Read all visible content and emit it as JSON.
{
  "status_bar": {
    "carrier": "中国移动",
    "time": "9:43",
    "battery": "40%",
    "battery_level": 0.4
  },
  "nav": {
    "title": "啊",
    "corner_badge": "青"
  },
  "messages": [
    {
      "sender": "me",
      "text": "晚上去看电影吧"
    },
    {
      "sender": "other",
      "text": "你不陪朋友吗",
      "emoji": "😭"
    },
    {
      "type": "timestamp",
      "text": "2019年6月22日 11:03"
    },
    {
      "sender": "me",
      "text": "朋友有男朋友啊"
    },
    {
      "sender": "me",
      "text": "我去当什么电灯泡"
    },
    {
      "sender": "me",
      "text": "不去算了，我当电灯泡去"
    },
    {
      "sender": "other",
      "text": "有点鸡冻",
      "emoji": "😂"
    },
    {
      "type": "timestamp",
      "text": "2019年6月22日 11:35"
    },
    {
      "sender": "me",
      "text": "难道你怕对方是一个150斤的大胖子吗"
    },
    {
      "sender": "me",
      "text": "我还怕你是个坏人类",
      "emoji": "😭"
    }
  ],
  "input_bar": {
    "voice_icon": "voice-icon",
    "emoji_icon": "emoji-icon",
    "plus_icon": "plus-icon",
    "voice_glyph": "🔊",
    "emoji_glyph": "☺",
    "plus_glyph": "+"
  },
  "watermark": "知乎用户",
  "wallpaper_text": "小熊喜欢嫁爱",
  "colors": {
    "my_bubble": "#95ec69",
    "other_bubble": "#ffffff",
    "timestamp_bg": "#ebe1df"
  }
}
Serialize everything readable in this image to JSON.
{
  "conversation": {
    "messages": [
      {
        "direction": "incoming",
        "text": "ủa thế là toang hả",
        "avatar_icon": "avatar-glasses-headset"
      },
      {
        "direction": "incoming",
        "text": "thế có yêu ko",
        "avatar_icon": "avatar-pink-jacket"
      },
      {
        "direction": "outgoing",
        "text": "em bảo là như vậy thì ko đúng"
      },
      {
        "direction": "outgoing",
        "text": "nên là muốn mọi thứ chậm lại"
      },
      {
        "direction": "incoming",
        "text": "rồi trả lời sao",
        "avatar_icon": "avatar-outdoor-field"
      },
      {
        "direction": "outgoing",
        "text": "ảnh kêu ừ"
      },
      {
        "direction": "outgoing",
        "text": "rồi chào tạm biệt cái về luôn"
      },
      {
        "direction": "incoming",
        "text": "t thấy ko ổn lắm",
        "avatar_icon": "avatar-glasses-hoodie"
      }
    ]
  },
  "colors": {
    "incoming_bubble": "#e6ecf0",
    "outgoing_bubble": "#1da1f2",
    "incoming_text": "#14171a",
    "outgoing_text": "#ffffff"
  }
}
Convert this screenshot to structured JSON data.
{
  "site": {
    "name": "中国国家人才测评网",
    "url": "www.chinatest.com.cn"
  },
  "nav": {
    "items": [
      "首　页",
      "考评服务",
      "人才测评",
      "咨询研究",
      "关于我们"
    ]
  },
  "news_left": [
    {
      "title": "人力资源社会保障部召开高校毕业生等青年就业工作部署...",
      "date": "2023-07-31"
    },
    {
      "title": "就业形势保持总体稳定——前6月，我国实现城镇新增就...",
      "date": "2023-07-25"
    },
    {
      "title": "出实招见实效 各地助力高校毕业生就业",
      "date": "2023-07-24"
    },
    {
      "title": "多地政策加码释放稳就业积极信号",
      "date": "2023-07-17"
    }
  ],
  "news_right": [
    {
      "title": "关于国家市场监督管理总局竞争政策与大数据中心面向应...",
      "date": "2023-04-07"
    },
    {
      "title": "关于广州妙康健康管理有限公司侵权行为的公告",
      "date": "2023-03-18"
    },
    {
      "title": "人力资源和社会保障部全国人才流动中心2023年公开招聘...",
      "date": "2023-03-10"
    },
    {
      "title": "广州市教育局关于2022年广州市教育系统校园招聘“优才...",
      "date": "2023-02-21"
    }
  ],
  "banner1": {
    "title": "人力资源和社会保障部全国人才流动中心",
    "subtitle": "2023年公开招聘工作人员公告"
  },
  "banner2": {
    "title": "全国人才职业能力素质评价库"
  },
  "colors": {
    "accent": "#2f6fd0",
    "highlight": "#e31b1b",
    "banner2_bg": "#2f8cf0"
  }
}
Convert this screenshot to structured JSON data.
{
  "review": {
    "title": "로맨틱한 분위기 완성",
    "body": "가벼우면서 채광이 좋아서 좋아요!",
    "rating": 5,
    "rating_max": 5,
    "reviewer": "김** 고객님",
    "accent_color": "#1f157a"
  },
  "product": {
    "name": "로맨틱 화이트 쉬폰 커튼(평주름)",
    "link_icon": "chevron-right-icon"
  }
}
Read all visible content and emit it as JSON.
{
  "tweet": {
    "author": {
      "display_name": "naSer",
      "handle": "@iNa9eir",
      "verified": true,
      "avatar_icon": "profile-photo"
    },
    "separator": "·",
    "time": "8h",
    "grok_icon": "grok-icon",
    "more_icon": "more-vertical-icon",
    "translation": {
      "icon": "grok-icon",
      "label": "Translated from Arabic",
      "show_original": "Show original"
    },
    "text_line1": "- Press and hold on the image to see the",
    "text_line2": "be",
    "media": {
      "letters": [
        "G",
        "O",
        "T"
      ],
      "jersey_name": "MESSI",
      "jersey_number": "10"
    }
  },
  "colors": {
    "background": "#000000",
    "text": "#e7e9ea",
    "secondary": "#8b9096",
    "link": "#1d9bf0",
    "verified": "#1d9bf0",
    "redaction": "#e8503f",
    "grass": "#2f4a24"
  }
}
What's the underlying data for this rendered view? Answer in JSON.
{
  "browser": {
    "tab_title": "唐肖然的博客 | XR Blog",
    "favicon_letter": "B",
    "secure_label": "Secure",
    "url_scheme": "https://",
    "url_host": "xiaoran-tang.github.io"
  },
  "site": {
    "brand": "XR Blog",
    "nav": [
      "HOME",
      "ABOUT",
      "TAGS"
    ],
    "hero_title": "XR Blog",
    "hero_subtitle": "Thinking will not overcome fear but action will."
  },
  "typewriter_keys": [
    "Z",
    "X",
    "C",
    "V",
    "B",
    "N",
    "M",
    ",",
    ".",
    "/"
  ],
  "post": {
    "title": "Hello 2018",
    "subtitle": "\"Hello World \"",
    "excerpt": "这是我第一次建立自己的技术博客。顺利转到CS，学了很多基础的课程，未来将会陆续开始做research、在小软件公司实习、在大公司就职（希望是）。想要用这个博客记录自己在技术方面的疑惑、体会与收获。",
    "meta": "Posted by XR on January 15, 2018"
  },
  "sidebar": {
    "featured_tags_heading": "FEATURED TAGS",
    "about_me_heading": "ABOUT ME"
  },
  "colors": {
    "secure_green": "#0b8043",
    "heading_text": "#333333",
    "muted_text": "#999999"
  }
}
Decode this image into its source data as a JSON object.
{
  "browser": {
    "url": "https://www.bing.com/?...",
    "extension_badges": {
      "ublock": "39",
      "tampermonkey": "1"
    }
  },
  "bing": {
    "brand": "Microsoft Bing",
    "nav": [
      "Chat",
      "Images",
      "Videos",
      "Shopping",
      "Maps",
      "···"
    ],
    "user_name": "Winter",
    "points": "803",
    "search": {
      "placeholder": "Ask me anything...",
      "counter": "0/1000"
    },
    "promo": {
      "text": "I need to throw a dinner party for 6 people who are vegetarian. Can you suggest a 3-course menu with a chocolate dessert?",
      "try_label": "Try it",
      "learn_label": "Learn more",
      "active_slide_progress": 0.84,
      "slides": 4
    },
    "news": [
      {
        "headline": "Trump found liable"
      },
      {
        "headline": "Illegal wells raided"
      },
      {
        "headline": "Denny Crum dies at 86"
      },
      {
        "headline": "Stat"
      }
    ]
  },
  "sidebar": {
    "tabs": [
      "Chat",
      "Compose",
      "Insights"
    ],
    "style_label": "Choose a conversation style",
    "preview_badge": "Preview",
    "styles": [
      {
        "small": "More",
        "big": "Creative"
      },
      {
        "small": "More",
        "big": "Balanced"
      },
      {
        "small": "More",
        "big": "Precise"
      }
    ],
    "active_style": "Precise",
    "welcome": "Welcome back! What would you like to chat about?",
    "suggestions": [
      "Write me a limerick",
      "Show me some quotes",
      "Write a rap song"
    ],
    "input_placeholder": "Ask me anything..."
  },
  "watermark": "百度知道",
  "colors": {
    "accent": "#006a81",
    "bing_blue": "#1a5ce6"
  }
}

--- --- ---

● **STATED GOAL**
Count every line in the data where the string "ffffff" occurs. Give nothing except the number.

● **RESULT**
2